Wherever a line holds the word "WindowsUpdate", copy that line out.
-------- Material provided --------
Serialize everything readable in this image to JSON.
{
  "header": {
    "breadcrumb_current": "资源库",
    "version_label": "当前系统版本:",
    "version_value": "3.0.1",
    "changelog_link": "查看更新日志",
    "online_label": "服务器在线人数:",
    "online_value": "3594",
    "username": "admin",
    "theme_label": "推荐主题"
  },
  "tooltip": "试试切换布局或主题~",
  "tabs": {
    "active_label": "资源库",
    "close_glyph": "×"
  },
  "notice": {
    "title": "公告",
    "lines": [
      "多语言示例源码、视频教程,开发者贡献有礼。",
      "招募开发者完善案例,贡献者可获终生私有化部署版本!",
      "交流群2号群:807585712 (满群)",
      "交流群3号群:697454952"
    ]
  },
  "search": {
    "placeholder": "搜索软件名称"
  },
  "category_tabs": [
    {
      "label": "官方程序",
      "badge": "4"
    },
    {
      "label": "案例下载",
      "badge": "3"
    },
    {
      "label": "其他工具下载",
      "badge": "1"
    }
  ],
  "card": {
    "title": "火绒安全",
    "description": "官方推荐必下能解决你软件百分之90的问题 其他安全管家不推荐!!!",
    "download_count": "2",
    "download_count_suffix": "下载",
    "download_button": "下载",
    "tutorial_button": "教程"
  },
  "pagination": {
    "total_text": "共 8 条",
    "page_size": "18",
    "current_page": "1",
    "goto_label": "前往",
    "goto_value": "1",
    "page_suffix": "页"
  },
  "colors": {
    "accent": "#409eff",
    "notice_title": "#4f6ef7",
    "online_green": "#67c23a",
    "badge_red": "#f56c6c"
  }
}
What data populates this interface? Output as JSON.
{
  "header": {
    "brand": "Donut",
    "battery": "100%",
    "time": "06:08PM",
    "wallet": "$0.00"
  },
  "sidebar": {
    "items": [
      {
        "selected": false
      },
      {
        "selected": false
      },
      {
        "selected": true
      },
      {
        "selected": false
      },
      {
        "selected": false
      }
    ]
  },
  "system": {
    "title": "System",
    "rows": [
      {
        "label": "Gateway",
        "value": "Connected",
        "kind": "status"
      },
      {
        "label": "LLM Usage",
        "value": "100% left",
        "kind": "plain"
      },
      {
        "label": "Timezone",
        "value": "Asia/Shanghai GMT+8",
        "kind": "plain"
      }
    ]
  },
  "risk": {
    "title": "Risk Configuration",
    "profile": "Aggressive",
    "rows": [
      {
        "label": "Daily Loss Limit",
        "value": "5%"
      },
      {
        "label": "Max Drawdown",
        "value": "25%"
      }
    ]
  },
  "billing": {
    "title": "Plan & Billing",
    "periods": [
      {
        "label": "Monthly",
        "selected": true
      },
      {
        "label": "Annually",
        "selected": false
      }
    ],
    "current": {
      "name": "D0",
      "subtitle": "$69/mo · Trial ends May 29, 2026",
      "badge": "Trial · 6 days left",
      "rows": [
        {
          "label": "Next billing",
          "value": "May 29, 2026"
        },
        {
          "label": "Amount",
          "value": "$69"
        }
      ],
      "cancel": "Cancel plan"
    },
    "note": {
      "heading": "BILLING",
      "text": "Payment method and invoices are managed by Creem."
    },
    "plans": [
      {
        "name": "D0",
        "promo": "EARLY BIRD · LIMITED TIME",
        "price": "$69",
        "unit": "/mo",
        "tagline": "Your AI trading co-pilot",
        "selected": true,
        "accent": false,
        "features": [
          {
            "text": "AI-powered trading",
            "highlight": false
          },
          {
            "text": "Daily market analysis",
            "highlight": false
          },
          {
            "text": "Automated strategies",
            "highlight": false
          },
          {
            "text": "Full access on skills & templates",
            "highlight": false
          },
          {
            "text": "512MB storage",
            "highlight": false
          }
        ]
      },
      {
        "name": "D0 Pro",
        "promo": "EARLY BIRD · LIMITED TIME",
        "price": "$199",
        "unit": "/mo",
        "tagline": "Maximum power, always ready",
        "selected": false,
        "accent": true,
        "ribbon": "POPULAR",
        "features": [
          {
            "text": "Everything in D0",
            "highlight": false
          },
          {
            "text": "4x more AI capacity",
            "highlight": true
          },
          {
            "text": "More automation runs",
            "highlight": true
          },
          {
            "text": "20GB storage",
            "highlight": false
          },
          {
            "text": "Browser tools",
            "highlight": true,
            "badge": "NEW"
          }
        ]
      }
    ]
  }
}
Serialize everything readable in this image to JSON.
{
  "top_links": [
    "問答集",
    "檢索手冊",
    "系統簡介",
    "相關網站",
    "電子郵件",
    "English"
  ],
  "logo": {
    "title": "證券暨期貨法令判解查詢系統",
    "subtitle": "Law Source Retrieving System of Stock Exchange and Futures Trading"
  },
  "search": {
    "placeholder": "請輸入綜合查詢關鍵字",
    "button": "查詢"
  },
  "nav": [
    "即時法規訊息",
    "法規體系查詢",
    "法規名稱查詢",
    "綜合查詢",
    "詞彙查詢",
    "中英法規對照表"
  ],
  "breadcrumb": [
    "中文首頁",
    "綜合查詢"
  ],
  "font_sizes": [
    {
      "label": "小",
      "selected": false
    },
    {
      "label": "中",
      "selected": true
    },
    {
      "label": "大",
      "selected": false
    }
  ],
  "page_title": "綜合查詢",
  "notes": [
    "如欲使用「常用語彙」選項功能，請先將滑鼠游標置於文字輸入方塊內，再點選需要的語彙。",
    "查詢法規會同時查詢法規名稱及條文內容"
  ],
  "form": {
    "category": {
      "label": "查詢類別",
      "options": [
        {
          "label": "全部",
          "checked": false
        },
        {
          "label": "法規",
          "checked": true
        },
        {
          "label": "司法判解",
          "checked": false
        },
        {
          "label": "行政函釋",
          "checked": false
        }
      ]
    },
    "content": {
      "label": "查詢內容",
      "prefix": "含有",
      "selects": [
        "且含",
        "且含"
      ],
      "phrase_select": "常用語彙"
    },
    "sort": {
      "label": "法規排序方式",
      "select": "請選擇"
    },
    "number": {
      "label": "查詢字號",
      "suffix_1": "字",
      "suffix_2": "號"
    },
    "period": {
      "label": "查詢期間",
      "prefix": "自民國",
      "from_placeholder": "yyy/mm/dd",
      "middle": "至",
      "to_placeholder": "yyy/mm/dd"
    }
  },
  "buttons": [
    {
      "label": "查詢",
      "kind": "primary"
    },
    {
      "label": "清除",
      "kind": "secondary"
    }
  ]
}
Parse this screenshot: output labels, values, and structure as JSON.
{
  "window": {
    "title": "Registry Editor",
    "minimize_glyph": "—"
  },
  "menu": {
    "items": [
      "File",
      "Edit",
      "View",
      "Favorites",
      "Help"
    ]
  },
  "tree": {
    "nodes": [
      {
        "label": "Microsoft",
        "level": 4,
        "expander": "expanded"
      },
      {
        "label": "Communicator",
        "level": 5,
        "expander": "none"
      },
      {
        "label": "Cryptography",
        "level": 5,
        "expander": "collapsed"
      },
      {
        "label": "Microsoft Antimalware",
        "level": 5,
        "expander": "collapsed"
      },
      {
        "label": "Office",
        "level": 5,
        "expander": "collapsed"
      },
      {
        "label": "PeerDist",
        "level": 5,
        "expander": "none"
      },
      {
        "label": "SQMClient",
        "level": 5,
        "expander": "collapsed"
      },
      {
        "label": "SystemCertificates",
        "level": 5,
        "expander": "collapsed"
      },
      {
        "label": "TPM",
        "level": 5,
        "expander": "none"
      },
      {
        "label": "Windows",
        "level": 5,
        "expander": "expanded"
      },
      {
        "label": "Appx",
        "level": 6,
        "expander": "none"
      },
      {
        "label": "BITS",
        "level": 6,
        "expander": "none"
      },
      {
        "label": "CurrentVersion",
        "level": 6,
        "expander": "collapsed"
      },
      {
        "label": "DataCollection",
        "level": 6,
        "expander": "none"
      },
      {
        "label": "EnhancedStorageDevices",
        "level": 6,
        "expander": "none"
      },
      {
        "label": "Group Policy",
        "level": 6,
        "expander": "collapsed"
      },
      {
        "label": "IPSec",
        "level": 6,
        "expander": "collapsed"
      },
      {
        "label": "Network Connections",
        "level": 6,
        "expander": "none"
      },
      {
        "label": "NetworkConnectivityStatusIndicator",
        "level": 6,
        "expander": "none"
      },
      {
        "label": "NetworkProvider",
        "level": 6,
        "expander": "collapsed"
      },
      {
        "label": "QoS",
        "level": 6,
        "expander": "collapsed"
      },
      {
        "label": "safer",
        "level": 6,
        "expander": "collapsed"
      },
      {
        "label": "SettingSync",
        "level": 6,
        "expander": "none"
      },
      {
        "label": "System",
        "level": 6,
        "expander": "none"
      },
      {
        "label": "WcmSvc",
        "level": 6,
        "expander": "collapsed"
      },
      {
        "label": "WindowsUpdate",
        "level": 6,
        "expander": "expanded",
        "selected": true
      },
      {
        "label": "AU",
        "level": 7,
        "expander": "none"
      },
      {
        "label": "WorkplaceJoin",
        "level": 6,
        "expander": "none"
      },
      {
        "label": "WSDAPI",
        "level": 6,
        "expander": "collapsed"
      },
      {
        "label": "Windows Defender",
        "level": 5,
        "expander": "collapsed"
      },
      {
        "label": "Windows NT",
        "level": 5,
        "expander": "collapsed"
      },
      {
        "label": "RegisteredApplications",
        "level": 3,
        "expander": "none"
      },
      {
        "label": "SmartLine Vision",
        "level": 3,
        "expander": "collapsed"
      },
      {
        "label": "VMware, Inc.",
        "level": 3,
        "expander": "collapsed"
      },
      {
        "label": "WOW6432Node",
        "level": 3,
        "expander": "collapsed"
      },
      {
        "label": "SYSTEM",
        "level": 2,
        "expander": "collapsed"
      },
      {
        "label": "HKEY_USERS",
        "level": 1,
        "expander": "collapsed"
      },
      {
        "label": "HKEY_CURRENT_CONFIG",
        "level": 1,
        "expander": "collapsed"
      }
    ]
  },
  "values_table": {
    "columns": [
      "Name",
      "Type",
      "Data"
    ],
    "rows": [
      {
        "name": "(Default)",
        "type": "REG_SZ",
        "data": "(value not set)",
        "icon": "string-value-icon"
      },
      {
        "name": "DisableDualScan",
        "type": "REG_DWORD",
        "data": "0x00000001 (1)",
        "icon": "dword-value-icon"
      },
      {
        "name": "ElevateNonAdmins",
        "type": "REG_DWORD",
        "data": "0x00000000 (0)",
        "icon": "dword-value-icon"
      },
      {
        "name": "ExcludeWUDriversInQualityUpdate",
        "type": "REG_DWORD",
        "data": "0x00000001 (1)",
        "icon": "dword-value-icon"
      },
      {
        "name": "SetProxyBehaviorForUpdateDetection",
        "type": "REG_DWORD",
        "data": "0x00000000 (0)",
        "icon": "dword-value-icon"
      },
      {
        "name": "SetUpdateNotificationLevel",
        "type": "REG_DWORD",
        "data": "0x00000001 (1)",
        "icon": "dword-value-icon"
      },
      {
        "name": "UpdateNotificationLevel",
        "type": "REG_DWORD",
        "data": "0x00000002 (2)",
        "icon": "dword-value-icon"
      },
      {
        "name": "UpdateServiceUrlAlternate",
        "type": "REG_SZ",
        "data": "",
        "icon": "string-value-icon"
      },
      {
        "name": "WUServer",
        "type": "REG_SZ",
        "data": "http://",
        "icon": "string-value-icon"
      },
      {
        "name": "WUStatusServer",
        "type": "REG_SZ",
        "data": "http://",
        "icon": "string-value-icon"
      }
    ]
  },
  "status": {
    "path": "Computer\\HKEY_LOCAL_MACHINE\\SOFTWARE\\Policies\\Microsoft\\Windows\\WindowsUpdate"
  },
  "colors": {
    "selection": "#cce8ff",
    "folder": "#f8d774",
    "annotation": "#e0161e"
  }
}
--------
◆ Exercise answer ◆
        "label": "WindowsUpdate",
    "path": "Computer\\HKEY_LOCAL_MACHINE\\SOFTWARE\\Policies\\Microsoft\\Windows\\WindowsUpdate"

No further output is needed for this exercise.